— Begin SUPPLIED RECORDS —

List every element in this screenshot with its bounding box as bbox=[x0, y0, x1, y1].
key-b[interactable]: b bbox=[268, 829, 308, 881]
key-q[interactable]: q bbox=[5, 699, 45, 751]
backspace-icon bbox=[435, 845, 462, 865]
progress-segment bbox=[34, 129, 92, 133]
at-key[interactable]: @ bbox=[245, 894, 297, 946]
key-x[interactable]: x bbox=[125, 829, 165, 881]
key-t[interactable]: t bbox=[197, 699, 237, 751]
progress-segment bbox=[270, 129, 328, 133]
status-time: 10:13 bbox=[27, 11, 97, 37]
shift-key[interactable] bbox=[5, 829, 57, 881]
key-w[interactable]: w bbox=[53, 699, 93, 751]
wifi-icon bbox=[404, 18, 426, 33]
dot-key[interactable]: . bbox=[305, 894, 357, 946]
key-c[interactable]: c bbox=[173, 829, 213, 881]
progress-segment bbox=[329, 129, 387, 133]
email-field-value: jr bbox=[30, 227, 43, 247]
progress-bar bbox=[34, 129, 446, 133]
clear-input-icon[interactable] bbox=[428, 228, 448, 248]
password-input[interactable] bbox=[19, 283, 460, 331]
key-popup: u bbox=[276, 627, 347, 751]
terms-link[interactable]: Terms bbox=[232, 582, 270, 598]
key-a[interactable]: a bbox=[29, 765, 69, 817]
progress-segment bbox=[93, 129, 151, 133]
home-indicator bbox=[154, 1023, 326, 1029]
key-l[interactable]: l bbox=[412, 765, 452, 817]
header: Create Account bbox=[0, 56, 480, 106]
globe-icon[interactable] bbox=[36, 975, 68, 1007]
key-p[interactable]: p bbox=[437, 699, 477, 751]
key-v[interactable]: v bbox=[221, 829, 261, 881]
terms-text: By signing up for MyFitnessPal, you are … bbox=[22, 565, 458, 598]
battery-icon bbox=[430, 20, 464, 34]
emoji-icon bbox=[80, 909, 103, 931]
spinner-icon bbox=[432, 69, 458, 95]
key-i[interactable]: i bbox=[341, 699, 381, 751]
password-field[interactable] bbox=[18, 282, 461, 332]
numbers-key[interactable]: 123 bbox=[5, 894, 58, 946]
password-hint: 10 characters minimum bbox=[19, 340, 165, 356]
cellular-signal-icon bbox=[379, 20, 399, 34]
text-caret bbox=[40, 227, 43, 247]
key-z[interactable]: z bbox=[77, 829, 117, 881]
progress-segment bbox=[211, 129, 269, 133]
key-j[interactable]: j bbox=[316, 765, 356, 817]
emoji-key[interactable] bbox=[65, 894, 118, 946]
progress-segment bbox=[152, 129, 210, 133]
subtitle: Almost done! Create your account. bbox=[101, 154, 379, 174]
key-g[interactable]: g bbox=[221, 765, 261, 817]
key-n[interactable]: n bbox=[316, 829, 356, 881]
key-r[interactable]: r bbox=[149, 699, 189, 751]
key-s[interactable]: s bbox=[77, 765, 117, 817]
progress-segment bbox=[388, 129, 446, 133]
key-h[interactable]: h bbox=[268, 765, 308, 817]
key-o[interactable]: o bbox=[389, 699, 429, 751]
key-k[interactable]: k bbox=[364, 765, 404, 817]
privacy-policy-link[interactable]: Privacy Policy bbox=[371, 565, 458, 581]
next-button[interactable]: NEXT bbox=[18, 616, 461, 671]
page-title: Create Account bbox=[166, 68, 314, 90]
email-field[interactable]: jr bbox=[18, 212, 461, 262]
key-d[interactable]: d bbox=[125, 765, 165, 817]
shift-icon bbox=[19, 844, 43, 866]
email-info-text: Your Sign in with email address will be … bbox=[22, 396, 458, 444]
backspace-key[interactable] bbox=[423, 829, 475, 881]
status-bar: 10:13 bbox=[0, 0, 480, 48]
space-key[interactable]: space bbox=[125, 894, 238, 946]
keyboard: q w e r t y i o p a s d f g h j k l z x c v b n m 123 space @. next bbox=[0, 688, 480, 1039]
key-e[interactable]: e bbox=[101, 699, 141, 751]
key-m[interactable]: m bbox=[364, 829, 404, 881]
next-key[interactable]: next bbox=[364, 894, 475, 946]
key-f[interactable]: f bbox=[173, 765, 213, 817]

— End SUPPLIED RECORDS —

**INSTRUCTION:**
Could you reproduce the lines above without changing a single character?

**COMPLETE OUTPUT:**
List every element in this screenshot with its bounding box as bbox=[x0, y0, x1, y1].
key-b[interactable]: b bbox=[268, 829, 308, 881]
key-q[interactable]: q bbox=[5, 699, 45, 751]
backspace-icon bbox=[435, 845, 462, 865]
progress-segment bbox=[34, 129, 92, 133]
at-key[interactable]: @ bbox=[245, 894, 297, 946]
key-x[interactable]: x bbox=[125, 829, 165, 881]
key-t[interactable]: t bbox=[197, 699, 237, 751]
progress-segment bbox=[270, 129, 328, 133]
status-time: 10:13 bbox=[27, 11, 97, 37]
shift-key[interactable] bbox=[5, 829, 57, 881]
key-w[interactable]: w bbox=[53, 699, 93, 751]
wifi-icon bbox=[404, 18, 426, 33]
dot-key[interactable]: . bbox=[305, 894, 357, 946]
key-c[interactable]: c bbox=[173, 829, 213, 881]
progress-segment bbox=[329, 129, 387, 133]
email-field-value: jr bbox=[30, 227, 43, 247]
progress-bar bbox=[34, 129, 446, 133]
clear-input-icon[interactable] bbox=[428, 228, 448, 248]
password-input[interactable] bbox=[19, 283, 460, 331]
key-popup: u bbox=[276, 627, 347, 751]
terms-link[interactable]: Terms bbox=[232, 582, 270, 598]
key-a[interactable]: a bbox=[29, 765, 69, 817]
progress-segment bbox=[93, 129, 151, 133]
home-indicator bbox=[154, 1023, 326, 1029]
key-l[interactable]: l bbox=[412, 765, 452, 817]
header: Create Account bbox=[0, 56, 480, 106]
globe-icon[interactable] bbox=[36, 975, 68, 1007]
key-p[interactable]: p bbox=[437, 699, 477, 751]
key-v[interactable]: v bbox=[221, 829, 261, 881]
terms-text: By signing up for MyFitnessPal, you are … bbox=[22, 565, 458, 598]
battery-icon bbox=[430, 20, 464, 34]
emoji-icon bbox=[80, 909, 103, 931]
spinner-icon bbox=[432, 69, 458, 95]
key-i[interactable]: i bbox=[341, 699, 381, 751]
password-field[interactable] bbox=[18, 282, 461, 332]
numbers-key[interactable]: 123 bbox=[5, 894, 58, 946]
password-hint: 10 characters minimum bbox=[19, 340, 165, 356]
cellular-signal-icon bbox=[379, 20, 399, 34]
text-caret bbox=[40, 227, 43, 247]
key-z[interactable]: z bbox=[77, 829, 117, 881]
progress-segment bbox=[211, 129, 269, 133]
key-j[interactable]: j bbox=[316, 765, 356, 817]
emoji-key[interactable] bbox=[65, 894, 118, 946]
progress-segment bbox=[152, 129, 210, 133]
subtitle: Almost done! Create your account. bbox=[101, 154, 379, 174]
key-g[interactable]: g bbox=[221, 765, 261, 817]
key-n[interactable]: n bbox=[316, 829, 356, 881]
key-r[interactable]: r bbox=[149, 699, 189, 751]
key-s[interactable]: s bbox=[77, 765, 117, 817]
progress-segment bbox=[388, 129, 446, 133]
key-h[interactable]: h bbox=[268, 765, 308, 817]
key-o[interactable]: o bbox=[389, 699, 429, 751]
key-k[interactable]: k bbox=[364, 765, 404, 817]
privacy-policy-link[interactable]: Privacy Policy bbox=[371, 565, 458, 581]
next-button[interactable]: NEXT bbox=[18, 616, 461, 671]
page-title: Create Account bbox=[166, 68, 314, 90]
email-field[interactable]: jr bbox=[18, 212, 461, 262]
key-d[interactable]: d bbox=[125, 765, 165, 817]
shift-icon bbox=[19, 844, 43, 866]
email-info-text: Your Sign in with email address will be … bbox=[22, 396, 458, 444]
backspace-key[interactable] bbox=[423, 829, 475, 881]
status-bar: 10:13 bbox=[0, 0, 480, 48]
space-key[interactable]: space bbox=[125, 894, 238, 946]
keyboard: q w e r t y i o p a s d f g h j k l z x c v b n m 123 space @. next bbox=[0, 688, 480, 1039]
key-e[interactable]: e bbox=[101, 699, 141, 751]
key-m[interactable]: m bbox=[364, 829, 404, 881]
next-key[interactable]: next bbox=[364, 894, 475, 946]
key-f[interactable]: f bbox=[173, 765, 213, 817]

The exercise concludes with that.